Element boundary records
** BEGIN **

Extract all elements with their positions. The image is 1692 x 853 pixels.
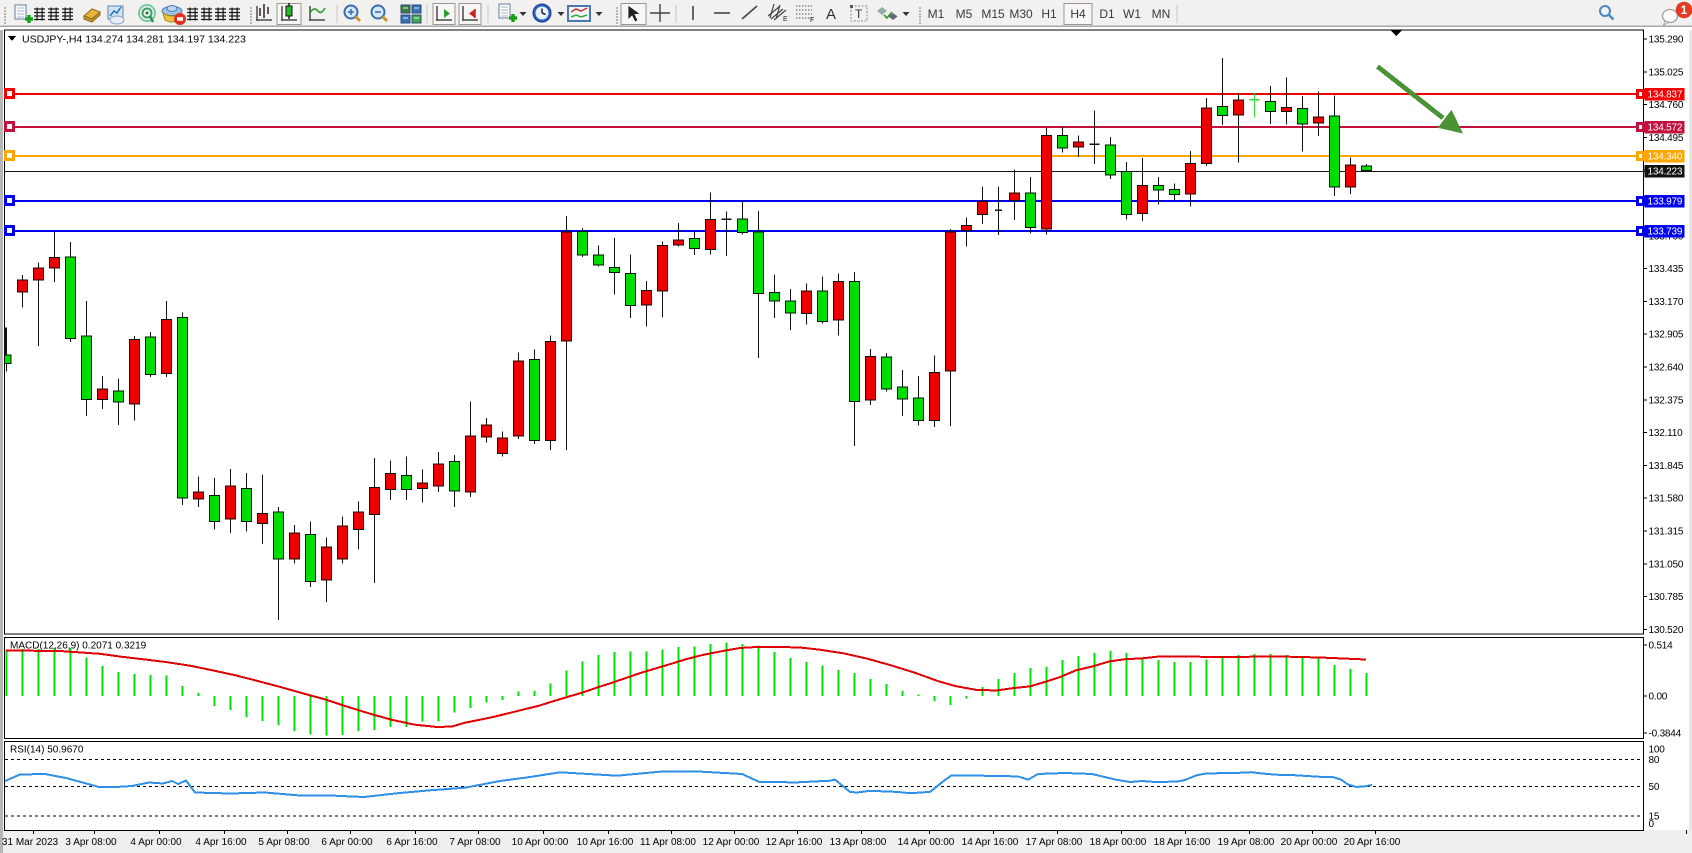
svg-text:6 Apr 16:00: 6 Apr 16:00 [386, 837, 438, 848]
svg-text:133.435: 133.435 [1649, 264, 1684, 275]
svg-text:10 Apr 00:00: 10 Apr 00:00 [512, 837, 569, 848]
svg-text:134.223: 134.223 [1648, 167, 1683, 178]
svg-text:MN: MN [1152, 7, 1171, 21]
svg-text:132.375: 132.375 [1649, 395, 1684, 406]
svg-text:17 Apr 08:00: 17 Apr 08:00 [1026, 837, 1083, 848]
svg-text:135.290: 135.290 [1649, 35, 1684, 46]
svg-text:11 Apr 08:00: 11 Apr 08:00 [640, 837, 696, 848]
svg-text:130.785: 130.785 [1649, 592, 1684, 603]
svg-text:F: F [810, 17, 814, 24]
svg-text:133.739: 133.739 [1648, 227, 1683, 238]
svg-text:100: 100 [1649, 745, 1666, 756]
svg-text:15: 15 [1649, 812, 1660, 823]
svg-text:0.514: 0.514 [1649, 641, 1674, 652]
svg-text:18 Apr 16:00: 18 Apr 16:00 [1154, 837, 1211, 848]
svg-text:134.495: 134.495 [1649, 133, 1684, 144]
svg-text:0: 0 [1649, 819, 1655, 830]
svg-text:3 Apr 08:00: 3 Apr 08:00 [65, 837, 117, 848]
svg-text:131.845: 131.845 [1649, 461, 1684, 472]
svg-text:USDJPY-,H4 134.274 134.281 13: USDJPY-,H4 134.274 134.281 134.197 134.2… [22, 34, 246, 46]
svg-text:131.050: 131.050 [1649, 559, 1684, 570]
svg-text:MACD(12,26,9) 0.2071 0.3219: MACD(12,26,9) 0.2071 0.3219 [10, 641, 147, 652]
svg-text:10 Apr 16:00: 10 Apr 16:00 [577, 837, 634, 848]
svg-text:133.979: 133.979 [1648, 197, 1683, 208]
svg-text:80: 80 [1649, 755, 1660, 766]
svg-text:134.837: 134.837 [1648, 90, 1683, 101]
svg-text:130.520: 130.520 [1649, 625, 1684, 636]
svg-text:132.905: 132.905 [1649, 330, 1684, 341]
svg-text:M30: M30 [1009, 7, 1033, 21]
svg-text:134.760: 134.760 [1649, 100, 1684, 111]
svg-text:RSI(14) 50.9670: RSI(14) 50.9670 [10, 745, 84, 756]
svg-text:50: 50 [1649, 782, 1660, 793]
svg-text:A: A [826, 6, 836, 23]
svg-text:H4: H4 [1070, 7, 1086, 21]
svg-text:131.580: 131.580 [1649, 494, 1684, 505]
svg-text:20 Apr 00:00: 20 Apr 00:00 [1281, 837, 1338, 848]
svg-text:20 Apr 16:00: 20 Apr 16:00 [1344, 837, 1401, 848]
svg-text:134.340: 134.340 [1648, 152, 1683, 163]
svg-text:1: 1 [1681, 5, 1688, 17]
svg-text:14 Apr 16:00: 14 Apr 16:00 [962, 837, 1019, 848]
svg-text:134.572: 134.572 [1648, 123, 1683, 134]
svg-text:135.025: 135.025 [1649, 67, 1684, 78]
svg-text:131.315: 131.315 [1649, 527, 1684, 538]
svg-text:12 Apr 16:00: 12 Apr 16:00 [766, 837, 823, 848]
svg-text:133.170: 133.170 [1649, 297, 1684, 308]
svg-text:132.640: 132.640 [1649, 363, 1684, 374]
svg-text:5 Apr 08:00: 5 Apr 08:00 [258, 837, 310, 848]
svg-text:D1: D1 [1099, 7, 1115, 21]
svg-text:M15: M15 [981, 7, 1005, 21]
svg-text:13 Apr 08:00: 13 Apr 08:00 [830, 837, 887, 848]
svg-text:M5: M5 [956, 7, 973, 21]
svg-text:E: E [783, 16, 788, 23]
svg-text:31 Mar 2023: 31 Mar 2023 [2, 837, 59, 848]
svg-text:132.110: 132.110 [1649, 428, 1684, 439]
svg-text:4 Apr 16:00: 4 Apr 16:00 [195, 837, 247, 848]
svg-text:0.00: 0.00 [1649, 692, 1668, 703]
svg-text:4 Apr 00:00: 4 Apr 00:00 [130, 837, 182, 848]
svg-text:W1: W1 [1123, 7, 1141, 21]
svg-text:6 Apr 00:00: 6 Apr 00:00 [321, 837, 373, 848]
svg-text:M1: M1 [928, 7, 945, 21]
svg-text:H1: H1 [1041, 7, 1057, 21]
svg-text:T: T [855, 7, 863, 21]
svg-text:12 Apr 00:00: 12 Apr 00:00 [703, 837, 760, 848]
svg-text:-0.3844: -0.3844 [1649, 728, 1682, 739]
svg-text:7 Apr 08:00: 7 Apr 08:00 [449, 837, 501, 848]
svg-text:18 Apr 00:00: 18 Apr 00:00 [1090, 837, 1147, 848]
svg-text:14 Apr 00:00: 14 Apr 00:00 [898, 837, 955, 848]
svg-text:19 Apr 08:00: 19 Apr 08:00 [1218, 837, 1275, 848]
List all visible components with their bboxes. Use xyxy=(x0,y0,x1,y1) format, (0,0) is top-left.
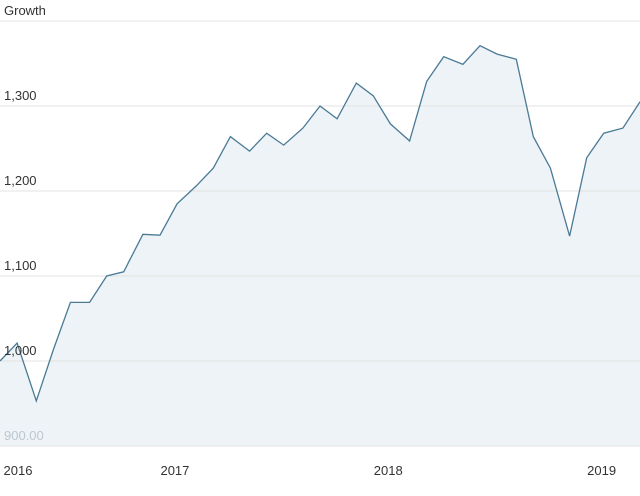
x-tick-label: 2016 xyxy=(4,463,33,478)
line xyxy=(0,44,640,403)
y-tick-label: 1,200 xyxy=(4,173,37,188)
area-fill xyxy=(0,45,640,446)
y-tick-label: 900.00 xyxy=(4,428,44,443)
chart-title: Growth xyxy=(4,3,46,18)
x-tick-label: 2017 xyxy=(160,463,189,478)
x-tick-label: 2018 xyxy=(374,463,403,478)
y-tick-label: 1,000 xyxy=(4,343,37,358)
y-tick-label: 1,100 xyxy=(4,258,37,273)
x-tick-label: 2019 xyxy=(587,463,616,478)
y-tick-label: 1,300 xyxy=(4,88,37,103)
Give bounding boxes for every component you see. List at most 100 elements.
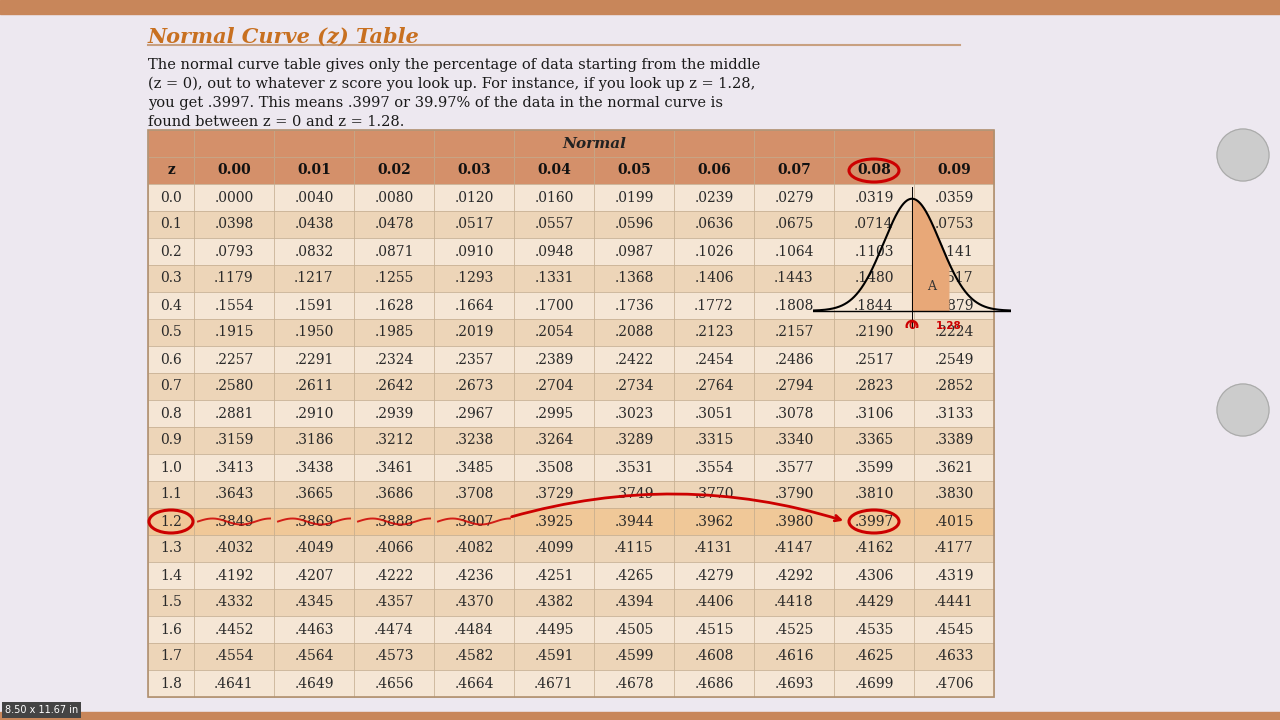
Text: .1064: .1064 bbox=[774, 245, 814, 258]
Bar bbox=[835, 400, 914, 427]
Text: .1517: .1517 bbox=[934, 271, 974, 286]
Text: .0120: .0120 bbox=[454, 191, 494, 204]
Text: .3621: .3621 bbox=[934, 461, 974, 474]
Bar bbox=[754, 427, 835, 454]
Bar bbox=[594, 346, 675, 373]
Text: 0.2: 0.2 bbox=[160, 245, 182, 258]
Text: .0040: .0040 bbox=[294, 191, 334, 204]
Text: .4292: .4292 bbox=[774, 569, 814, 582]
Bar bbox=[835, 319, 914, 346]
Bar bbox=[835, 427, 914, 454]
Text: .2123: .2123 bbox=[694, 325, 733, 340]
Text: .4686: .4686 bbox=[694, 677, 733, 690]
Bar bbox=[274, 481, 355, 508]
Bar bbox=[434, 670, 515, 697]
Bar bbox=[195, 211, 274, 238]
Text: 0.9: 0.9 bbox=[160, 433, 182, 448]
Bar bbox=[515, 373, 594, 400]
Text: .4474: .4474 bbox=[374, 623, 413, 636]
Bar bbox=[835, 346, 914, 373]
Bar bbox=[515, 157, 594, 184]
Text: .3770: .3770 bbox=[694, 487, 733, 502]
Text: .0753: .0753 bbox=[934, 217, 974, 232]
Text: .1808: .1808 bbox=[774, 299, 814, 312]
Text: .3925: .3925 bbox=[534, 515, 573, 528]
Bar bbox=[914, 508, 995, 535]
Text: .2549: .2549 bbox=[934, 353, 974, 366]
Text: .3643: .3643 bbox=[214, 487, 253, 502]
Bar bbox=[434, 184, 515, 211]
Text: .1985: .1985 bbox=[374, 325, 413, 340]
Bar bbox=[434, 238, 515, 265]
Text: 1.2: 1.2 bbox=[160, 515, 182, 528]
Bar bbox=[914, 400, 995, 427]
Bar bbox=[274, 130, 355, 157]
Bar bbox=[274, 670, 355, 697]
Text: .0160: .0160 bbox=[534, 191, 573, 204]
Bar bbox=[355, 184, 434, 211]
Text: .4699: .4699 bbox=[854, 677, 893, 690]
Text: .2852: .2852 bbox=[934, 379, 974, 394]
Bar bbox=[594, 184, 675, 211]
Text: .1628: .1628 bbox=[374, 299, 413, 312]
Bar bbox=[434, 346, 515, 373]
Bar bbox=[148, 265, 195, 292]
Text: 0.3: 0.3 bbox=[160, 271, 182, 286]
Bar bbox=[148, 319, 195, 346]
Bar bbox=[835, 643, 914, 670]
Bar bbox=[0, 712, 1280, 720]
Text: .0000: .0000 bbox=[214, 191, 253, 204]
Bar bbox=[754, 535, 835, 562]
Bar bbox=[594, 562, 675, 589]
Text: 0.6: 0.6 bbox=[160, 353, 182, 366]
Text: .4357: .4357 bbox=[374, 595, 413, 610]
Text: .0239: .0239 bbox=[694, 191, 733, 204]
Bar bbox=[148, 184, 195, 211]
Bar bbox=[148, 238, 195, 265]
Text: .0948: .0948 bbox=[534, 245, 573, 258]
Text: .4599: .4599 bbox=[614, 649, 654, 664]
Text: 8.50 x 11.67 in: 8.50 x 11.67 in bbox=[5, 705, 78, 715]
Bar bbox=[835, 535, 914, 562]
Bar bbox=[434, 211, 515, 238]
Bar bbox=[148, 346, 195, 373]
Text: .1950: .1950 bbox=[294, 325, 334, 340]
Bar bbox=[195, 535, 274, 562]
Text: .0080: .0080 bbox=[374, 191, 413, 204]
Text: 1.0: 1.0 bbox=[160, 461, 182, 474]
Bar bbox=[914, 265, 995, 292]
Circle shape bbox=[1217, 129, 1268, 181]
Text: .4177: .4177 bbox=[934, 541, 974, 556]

** END **

__REQUIRED WORK__. Reproduce verbatim the lines of the records from the one containing "svg-text:6 Apr 16:00: 6" through the one containing "svg-text:131.580: 131.580 [1649, 494, 1684, 505]", both included.

__SOLUTION BELOW__.
svg-text:6 Apr 16:00: 6 Apr 16:00 [386, 837, 438, 848]
svg-text:133.435: 133.435 [1649, 264, 1684, 275]
svg-text:10 Apr 00:00: 10 Apr 00:00 [512, 837, 569, 848]
svg-text:134.223: 134.223 [1648, 167, 1683, 178]
svg-text:MN: MN [1152, 7, 1171, 21]
svg-text:132.375: 132.375 [1649, 395, 1684, 406]
svg-text:17 Apr 08:00: 17 Apr 08:00 [1026, 837, 1083, 848]
svg-text:135.290: 135.290 [1649, 35, 1684, 46]
svg-text:11 Apr 08:00: 11 Apr 08:00 [640, 837, 696, 848]
svg-text:130.785: 130.785 [1649, 592, 1684, 603]
svg-text:F: F [810, 17, 814, 24]
svg-text:133.739: 133.739 [1648, 227, 1683, 238]
svg-text:100: 100 [1649, 745, 1666, 756]
svg-text:15: 15 [1649, 812, 1660, 823]
svg-text:0.514: 0.514 [1649, 641, 1674, 652]
svg-text:18 Apr 16:00: 18 Apr 16:00 [1154, 837, 1211, 848]
svg-text:134.495: 134.495 [1649, 133, 1684, 144]
svg-text:0: 0 [1649, 819, 1655, 830]
svg-text:3 Apr 08:00: 3 Apr 08:00 [65, 837, 117, 848]
svg-text:131.845: 131.845 [1649, 461, 1684, 472]
svg-text:USDJPY-,H4 134.274 134.281 13: USDJPY-,H4 134.274 134.281 134.197 134.2… [22, 34, 246, 46]
svg-text:131.050: 131.050 [1649, 559, 1684, 570]
svg-text:MACD(12,26,9) 0.2071 0.3219: MACD(12,26,9) 0.2071 0.3219 [10, 641, 147, 652]
svg-text:10 Apr 16:00: 10 Apr 16:00 [577, 837, 634, 848]
svg-text:133.979: 133.979 [1648, 197, 1683, 208]
svg-text:80: 80 [1649, 755, 1660, 766]
svg-text:134.837: 134.837 [1648, 90, 1683, 101]
svg-text:130.520: 130.520 [1649, 625, 1684, 636]
svg-text:132.905: 132.905 [1649, 330, 1684, 341]
svg-text:M30: M30 [1009, 7, 1033, 21]
svg-text:134.760: 134.760 [1649, 100, 1684, 111]
svg-text:RSI(14) 50.9670: RSI(14) 50.9670 [10, 745, 84, 756]
svg-text:50: 50 [1649, 782, 1660, 793]
svg-text:A: A [826, 6, 836, 23]
svg-text:H4: H4 [1070, 7, 1086, 21]
svg-text:131.580: 131.580 [1649, 494, 1684, 505]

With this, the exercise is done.